Request: Print every record below exactly as written.

(Rows from a dataset)
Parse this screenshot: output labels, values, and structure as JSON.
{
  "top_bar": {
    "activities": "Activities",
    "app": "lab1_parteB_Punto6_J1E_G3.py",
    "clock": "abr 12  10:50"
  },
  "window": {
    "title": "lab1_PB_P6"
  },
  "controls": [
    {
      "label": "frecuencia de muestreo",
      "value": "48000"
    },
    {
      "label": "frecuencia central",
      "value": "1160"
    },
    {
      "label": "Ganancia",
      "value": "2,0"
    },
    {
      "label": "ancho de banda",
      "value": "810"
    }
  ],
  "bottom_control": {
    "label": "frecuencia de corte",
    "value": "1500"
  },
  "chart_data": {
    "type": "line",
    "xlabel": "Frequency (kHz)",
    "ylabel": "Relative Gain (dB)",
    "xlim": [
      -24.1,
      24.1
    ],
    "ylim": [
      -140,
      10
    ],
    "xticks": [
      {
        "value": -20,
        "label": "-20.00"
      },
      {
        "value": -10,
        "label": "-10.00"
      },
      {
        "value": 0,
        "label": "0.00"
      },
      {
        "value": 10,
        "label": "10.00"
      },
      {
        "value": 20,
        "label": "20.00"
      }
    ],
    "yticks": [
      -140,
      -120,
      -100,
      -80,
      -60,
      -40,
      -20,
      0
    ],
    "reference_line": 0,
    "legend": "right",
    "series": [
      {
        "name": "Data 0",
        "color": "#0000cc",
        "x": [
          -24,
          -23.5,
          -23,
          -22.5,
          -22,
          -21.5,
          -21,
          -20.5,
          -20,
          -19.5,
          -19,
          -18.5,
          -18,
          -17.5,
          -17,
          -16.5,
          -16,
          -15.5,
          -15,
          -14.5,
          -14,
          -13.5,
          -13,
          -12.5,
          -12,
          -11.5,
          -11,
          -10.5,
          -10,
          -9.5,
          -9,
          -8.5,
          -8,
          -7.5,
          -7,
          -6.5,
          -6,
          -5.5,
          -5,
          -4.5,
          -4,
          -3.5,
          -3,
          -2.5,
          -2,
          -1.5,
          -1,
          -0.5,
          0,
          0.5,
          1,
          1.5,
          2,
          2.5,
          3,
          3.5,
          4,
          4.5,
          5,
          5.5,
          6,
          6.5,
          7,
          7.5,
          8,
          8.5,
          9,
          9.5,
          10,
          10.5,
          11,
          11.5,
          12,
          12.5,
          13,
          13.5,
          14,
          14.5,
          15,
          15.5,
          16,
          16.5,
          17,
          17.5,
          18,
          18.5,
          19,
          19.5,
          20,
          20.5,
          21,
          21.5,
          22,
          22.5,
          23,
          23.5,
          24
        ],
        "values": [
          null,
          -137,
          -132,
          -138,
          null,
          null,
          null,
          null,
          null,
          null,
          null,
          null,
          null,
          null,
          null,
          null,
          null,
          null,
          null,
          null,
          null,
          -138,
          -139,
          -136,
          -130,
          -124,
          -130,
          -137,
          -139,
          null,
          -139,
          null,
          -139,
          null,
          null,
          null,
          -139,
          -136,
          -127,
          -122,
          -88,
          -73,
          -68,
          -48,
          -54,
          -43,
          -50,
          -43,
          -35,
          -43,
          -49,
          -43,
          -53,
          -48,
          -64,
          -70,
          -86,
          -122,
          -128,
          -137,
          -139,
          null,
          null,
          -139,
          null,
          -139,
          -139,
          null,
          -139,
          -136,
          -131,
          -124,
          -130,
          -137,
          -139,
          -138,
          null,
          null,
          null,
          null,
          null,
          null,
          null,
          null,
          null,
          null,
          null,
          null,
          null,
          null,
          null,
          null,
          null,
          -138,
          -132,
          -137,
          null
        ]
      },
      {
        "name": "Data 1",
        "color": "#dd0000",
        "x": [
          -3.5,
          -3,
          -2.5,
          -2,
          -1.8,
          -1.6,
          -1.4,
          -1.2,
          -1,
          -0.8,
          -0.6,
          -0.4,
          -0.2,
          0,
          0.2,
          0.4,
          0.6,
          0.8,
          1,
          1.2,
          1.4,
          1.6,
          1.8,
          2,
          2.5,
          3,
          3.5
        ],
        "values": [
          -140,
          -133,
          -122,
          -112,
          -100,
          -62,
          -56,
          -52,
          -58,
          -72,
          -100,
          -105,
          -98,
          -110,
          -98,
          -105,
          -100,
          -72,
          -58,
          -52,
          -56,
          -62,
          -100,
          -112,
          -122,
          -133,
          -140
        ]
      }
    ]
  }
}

Task output:
Parse this screenshot: output labels, values, and structure as JSON.
{
  "top_bar": {
    "activities": "Activities",
    "app": "lab1_parteB_Punto6_J1E_G3.py",
    "clock": "abr 12  10:50"
  },
  "window": {
    "title": "lab1_PB_P6"
  },
  "controls": [
    {
      "label": "frecuencia de muestreo",
      "value": "48000"
    },
    {
      "label": "frecuencia central",
      "value": "1160"
    },
    {
      "label": "Ganancia",
      "value": "2,0"
    },
    {
      "label": "ancho de banda",
      "value": "810"
    }
  ],
  "bottom_control": {
    "label": "frecuencia de corte",
    "value": "1500"
  },
  "chart_data": {
    "type": "line",
    "xlabel": "Frequency (kHz)",
    "ylabel": "Relative Gain (dB)",
    "xlim": [
      -24.1,
      24.1
    ],
    "ylim": [
      -140,
      10
    ],
    "xticks": [
      {
        "value": -20,
        "label": "-20.00"
      },
      {
        "value": -10,
        "label": "-10.00"
      },
      {
        "value": 0,
        "label": "0.00"
      },
      {
        "value": 10,
        "label": "10.00"
      },
      {
        "value": 20,
        "label": "20.00"
      }
    ],
    "yticks": [
      -140,
      -120,
      -100,
      -80,
      -60,
      -40,
      -20,
      0
    ],
    "reference_line": 0,
    "legend": "right",
    "series": [
      {
        "name": "Data 0",
        "color": "#0000cc",
        "x": [
          -24,
          -23.5,
          -23,
          -22.5,
          -22,
          -21.5,
          -21,
          -20.5,
          -20,
          -19.5,
          -19,
          -18.5,
          -18,
          -17.5,
          -17,
          -16.5,
          -16,
          -15.5,
          -15,
          -14.5,
          -14,
          -13.5,
          -13,
          -12.5,
          -12,
          -11.5,
          -11,
          -10.5,
          -10,
          -9.5,
          -9,
          -8.5,
          -8,
          -7.5,
          -7,
          -6.5,
          -6,
          -5.5,
          -5,
          -4.5,
          -4,
          -3.5,
          -3,
          -2.5,
          -2,
          -1.5,
          -1,
          -0.5,
          0,
          0.5,
          1,
          1.5,
          2,
          2.5,
          3,
          3.5,
          4,
          4.5,
          5,
          5.5,
          6,
          6.5,
          7,
          7.5,
          8,
          8.5,
          9,
          9.5,
          10,
          10.5,
          11,
          11.5,
          12,
          12.5,
          13,
          13.5,
          14,
          14.5,
          15,
          15.5,
          16,
          16.5,
          17,
          17.5,
          18,
          18.5,
          19,
          19.5,
          20,
          20.5,
          21,
          21.5,
          22,
          22.5,
          23,
          23.5,
          24
        ],
        "values": [
          null,
          -137,
          -132,
          -138,
          null,
          null,
          null,
          null,
          null,
          null,
          null,
          null,
          null,
          null,
          null,
          null,
          null,
          null,
          null,
          null,
          null,
          -138,
          -139,
          -136,
          -130,
          -124,
          -130,
          -137,
          -139,
          null,
          -139,
          null,
          -139,
          null,
          null,
          null,
          -139,
          -136,
          -127,
          -122,
          -88,
          -73,
          -68,
          -48,
          -54,
          -43,
          -50,
          -43,
          -35,
          -43,
          -49,
          -43,
          -53,
          -48,
          -64,
          -70,
          -86,
          -122,
          -128,
          -137,
          -139,
          null,
          null,
          -139,
          null,
          -139,
          -139,
          null,
          -139,
          -136,
          -131,
          -124,
          -130,
          -137,
          -139,
          -138,
          null,
          null,
          null,
          null,
          null,
          null,
          null,
          null,
          null,
          null,
          null,
          null,
          null,
          null,
          null,
          null,
          null,
          -138,
          -132,
          -137,
          null
        ]
      },
      {
        "name": "Data 1",
        "color": "#dd0000",
        "x": [
          -3.5,
          -3,
          -2.5,
          -2,
          -1.8,
          -1.6,
          -1.4,
          -1.2,
          -1,
          -0.8,
          -0.6,
          -0.4,
          -0.2,
          0,
          0.2,
          0.4,
          0.6,
          0.8,
          1,
          1.2,
          1.4,
          1.6,
          1.8,
          2,
          2.5,
          3,
          3.5
        ],
        "values": [
          -140,
          -133,
          -122,
          -112,
          -100,
          -62,
          -56,
          -52,
          -58,
          -72,
          -100,
          -105,
          -98,
          -110,
          -98,
          -105,
          -100,
          -72,
          -58,
          -52,
          -56,
          -62,
          -100,
          -112,
          -122,
          -133,
          -140
        ]
      }
    ]
  }
}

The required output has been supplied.